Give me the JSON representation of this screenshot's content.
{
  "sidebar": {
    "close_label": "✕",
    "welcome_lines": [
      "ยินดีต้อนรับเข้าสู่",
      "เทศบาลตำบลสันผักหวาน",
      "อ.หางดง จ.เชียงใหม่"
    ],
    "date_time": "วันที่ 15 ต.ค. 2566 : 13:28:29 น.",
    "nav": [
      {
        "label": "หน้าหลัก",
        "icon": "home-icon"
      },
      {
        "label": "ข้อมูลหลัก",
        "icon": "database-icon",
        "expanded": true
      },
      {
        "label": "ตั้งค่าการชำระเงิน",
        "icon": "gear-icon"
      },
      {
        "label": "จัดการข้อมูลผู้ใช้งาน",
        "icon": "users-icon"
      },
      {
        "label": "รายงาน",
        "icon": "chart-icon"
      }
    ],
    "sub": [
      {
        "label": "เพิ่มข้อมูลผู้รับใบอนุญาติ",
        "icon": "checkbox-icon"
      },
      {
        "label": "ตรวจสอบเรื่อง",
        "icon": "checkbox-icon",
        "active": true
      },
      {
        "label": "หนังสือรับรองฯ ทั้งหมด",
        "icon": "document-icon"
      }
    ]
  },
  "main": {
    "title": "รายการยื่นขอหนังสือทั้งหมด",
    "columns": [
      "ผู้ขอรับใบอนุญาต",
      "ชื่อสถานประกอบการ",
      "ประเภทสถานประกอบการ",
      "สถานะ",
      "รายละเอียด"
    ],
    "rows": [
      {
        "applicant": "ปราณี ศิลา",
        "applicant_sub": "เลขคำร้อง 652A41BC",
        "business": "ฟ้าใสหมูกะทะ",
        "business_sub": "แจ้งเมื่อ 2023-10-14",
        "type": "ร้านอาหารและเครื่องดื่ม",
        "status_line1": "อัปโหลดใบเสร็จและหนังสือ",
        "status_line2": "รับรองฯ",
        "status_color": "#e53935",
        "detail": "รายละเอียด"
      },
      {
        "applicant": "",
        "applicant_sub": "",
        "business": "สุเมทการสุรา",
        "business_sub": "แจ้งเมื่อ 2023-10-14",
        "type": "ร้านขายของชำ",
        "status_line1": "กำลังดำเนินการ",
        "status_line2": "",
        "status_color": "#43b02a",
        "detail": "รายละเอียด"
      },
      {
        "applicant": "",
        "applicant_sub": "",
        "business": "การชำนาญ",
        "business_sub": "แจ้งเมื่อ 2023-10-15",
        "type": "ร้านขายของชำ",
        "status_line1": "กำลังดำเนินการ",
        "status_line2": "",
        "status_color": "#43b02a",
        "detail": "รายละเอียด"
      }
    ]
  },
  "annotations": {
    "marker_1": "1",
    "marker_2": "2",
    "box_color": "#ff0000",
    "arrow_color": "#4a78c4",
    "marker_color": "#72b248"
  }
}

——————

SET PROBLEM: The lines above should be duplicated exactly.

TASK RESULT:
Give me the JSON representation of this screenshot's content.
{
  "sidebar": {
    "close_label": "✕",
    "welcome_lines": [
      "ยินดีต้อนรับเข้าสู่",
      "เทศบาลตำบลสันผักหวาน",
      "อ.หางดง จ.เชียงใหม่"
    ],
    "date_time": "วันที่ 15 ต.ค. 2566 : 13:28:29 น.",
    "nav": [
      {
        "label": "หน้าหลัก",
        "icon": "home-icon"
      },
      {
        "label": "ข้อมูลหลัก",
        "icon": "database-icon",
        "expanded": true
      },
      {
        "label": "ตั้งค่าการชำระเงิน",
        "icon": "gear-icon"
      },
      {
        "label": "จัดการข้อมูลผู้ใช้งาน",
        "icon": "users-icon"
      },
      {
        "label": "รายงาน",
        "icon": "chart-icon"
      }
    ],
    "sub": [
      {
        "label": "เพิ่มข้อมูลผู้รับใบอนุญาติ",
        "icon": "checkbox-icon"
      },
      {
        "label": "ตรวจสอบเรื่อง",
        "icon": "checkbox-icon",
        "active": true
      },
      {
        "label": "หนังสือรับรองฯ ทั้งหมด",
        "icon": "document-icon"
      }
    ]
  },
  "main": {
    "title": "รายการยื่นขอหนังสือทั้งหมด",
    "columns": [
      "ผู้ขอรับใบอนุญาต",
      "ชื่อสถานประกอบการ",
      "ประเภทสถานประกอบการ",
      "สถานะ",
      "รายละเอียด"
    ],
    "rows": [
      {
        "applicant": "ปราณี ศิลา",
        "applicant_sub": "เลขคำร้อง 652A41BC",
        "business": "ฟ้าใสหมูกะทะ",
        "business_sub": "แจ้งเมื่อ 2023-10-14",
        "type": "ร้านอาหารและเครื่องดื่ม",
        "status_line1": "อัปโหลดใบเสร็จและหนังสือ",
        "status_line2": "รับรองฯ",
        "status_color": "#e53935",
        "detail": "รายละเอียด"
      },
      {
        "applicant": "",
        "applicant_sub": "",
        "business": "สุเมทการสุรา",
        "business_sub": "แจ้งเมื่อ 2023-10-14",
        "type": "ร้านขายของชำ",
        "status_line1": "กำลังดำเนินการ",
        "status_line2": "",
        "status_color": "#43b02a",
        "detail": "รายละเอียด"
      },
      {
        "applicant": "",
        "applicant_sub": "",
        "business": "การชำนาญ",
        "business_sub": "แจ้งเมื่อ 2023-10-15",
        "type": "ร้านขายของชำ",
        "status_line1": "กำลังดำเนินการ",
        "status_line2": "",
        "status_color": "#43b02a",
        "detail": "รายละเอียด"
      }
    ]
  },
  "annotations": {
    "marker_1": "1",
    "marker_2": "2",
    "box_color": "#ff0000",
    "arrow_color": "#4a78c4",
    "marker_color": "#72b248"
  }
}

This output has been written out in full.